> [Written instruction]
Check each line of the listing, and copy it if it contains the word "Європи".

=== Material for this exercise ===

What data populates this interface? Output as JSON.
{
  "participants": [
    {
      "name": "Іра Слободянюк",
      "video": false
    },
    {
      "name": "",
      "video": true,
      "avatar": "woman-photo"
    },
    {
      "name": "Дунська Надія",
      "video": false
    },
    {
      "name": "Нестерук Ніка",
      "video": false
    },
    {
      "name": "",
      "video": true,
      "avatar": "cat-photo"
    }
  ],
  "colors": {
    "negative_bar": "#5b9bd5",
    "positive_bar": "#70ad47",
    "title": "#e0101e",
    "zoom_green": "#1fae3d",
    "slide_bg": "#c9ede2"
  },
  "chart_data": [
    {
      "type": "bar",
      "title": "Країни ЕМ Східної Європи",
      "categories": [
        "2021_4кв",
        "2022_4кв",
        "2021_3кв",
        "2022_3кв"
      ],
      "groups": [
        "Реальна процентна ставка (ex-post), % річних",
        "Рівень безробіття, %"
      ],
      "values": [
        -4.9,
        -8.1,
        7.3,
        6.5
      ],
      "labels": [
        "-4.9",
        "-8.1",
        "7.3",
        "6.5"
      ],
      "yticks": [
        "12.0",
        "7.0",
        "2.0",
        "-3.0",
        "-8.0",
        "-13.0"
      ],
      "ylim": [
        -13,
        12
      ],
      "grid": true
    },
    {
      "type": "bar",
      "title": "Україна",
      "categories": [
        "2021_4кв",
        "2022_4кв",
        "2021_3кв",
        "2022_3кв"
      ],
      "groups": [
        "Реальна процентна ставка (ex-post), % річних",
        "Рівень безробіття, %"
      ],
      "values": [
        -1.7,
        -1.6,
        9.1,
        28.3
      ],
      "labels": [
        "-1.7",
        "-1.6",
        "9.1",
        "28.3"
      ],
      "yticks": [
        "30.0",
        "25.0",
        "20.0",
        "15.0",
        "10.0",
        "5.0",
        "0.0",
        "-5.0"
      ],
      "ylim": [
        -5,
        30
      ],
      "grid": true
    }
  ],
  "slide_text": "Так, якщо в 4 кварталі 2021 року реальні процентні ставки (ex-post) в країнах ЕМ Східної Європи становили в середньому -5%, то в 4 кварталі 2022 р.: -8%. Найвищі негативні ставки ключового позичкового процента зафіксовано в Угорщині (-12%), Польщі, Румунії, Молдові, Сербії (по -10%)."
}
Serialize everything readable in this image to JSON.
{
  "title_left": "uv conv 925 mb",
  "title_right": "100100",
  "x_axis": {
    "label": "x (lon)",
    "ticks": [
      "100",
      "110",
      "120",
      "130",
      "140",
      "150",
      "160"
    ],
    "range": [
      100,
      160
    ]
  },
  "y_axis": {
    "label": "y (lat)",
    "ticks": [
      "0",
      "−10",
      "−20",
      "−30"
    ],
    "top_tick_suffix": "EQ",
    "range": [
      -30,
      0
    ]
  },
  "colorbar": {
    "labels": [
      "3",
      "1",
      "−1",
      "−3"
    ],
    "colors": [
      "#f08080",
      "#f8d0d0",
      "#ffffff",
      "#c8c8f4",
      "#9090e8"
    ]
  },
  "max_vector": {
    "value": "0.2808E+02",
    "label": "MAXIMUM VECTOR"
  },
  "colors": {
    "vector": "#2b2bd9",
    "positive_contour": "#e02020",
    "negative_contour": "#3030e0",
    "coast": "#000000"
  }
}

===

> [Task solution]
      "title": "Країни ЕМ Східної Європи",
  "slide_text": "Так, якщо в 4 кварталі 2021 року реальні процентні ставки (ex-post) в країнах ЕМ Східної Європи становили в середньому -5%, то в 4 кварталі 2022 р.: -8%. Найвищі негативні ставки ключового позичкового процента зафіксовано в Угорщині (-12%), Польщі, Румунії, Молдові, Сербії (по -10%)."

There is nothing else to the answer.